* Begin *

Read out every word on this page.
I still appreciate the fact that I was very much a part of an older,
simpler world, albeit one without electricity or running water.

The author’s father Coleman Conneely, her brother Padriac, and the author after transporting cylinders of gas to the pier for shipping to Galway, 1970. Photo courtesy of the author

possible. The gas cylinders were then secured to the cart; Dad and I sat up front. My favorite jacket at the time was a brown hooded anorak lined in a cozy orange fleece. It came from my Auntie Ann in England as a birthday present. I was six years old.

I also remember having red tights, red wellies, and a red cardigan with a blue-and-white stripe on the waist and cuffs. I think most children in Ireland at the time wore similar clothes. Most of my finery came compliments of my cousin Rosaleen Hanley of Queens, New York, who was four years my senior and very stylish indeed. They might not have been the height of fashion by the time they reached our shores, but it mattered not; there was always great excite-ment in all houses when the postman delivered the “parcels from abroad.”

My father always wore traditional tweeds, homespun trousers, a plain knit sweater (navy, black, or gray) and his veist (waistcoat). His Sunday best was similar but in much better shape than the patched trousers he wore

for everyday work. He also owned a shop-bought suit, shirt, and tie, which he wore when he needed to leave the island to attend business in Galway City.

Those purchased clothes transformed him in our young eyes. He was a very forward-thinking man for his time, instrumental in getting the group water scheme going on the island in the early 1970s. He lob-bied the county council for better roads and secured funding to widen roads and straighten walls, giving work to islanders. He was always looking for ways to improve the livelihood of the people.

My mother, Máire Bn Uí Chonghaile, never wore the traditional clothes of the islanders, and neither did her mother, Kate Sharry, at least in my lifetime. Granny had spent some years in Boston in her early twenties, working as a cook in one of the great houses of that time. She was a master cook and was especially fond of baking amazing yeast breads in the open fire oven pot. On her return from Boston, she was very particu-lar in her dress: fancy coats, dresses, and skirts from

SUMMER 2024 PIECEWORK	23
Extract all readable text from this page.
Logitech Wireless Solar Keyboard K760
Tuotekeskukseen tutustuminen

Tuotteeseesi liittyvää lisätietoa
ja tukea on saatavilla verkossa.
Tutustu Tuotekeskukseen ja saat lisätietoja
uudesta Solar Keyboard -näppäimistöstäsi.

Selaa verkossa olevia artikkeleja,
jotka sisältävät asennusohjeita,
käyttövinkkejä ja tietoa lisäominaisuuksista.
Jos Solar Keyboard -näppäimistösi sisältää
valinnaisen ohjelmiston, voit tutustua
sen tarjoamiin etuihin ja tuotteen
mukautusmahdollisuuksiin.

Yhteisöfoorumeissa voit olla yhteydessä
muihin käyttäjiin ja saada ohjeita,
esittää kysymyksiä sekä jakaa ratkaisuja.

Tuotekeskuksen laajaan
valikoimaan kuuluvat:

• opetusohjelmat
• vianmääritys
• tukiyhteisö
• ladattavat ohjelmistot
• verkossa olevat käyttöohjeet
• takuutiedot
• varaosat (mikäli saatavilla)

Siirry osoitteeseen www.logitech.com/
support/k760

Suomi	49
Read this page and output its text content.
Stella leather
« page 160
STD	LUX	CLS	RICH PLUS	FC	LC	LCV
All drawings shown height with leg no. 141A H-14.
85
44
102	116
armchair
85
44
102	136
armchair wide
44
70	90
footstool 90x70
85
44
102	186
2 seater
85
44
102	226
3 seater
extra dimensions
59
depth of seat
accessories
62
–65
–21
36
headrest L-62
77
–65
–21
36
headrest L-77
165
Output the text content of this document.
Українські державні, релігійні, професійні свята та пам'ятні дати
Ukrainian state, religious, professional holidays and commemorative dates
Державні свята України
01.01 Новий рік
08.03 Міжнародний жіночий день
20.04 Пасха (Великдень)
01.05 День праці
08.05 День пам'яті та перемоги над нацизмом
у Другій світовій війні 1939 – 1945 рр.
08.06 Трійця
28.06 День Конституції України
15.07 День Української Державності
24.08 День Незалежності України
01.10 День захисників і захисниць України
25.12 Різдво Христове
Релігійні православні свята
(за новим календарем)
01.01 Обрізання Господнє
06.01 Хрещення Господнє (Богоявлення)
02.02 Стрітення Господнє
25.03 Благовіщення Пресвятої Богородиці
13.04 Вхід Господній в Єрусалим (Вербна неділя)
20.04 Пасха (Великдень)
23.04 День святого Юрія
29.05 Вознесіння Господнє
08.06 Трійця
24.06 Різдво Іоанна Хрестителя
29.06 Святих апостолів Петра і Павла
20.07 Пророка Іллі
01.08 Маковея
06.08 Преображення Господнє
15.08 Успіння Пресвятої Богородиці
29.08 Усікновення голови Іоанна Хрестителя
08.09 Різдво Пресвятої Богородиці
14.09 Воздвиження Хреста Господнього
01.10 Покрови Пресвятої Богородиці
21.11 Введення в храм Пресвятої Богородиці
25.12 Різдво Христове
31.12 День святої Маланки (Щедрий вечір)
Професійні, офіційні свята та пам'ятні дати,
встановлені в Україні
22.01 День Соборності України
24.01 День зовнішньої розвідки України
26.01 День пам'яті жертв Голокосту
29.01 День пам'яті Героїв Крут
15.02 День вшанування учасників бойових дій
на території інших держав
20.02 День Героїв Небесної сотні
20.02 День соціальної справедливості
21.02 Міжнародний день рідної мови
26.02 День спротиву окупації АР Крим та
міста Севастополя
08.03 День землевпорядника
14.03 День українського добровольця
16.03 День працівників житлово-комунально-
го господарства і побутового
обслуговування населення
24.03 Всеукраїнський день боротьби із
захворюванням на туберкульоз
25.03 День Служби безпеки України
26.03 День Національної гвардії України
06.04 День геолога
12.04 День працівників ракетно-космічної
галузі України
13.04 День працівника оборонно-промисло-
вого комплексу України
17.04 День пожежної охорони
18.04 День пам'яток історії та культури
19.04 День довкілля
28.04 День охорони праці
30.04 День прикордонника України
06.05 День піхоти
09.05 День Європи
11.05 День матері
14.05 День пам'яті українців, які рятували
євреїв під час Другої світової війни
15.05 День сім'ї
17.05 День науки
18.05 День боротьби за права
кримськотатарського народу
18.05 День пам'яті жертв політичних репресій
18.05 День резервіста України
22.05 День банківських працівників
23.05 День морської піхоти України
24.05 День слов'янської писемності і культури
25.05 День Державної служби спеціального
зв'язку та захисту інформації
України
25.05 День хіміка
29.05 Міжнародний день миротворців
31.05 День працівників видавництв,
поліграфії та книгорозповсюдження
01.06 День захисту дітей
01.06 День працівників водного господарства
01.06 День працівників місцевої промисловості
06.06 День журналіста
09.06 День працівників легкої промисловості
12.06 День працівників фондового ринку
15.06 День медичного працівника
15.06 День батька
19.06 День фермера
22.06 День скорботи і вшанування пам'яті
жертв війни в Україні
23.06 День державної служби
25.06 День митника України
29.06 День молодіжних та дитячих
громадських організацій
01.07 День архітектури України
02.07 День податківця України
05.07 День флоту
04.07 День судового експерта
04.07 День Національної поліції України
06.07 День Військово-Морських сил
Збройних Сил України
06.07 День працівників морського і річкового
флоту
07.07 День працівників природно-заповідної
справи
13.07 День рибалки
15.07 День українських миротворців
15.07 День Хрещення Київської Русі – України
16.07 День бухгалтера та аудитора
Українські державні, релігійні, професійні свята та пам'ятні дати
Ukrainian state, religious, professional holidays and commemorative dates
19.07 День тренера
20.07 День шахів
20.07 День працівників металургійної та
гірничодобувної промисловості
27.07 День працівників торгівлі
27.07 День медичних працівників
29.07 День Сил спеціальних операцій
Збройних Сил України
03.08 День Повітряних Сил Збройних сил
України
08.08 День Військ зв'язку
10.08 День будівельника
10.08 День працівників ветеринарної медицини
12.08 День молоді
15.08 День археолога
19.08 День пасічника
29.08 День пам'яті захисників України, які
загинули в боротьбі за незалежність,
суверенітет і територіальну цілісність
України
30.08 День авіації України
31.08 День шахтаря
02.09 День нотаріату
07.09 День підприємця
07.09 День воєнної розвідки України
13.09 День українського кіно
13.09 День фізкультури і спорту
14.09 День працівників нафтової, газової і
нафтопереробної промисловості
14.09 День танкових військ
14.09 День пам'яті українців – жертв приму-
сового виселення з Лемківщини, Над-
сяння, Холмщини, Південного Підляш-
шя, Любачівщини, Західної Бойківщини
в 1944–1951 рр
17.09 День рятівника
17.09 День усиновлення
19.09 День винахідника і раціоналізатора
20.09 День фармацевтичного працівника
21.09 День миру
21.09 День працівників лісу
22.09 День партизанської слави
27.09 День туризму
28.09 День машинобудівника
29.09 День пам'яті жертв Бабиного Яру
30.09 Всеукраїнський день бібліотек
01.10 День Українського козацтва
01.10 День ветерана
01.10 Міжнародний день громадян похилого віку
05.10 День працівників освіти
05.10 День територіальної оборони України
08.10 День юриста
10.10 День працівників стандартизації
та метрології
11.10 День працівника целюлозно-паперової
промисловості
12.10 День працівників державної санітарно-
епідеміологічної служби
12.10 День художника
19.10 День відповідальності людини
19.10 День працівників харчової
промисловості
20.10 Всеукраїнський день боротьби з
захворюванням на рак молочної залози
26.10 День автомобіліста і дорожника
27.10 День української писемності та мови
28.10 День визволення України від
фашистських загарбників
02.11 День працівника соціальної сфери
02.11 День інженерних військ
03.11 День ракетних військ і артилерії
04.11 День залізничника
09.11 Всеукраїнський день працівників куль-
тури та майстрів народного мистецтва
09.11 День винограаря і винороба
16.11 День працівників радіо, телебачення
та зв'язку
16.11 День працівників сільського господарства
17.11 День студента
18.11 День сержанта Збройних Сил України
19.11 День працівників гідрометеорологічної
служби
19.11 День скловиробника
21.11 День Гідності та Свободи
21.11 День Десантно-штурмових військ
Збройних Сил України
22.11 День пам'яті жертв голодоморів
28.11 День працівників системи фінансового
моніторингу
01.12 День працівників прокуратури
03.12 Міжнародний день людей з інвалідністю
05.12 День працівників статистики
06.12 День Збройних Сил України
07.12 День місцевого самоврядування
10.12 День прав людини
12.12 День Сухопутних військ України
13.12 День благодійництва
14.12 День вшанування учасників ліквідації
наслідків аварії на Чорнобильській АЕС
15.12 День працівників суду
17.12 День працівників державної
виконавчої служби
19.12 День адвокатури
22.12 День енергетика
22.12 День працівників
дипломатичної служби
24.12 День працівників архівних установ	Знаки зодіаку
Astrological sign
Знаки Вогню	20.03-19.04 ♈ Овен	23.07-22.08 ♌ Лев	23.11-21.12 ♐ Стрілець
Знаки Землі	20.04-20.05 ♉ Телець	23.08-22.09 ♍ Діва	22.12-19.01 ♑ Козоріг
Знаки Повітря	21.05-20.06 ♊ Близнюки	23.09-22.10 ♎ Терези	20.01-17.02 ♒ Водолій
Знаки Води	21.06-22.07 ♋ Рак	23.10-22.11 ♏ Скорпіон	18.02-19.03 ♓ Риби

* End *

Exercise task:
Pick each line holding the word "учасників" out of the data and copy it.

The answer:
15.02 День вшанування учасників бойових дій
14.12 День вшанування учасників ліквідації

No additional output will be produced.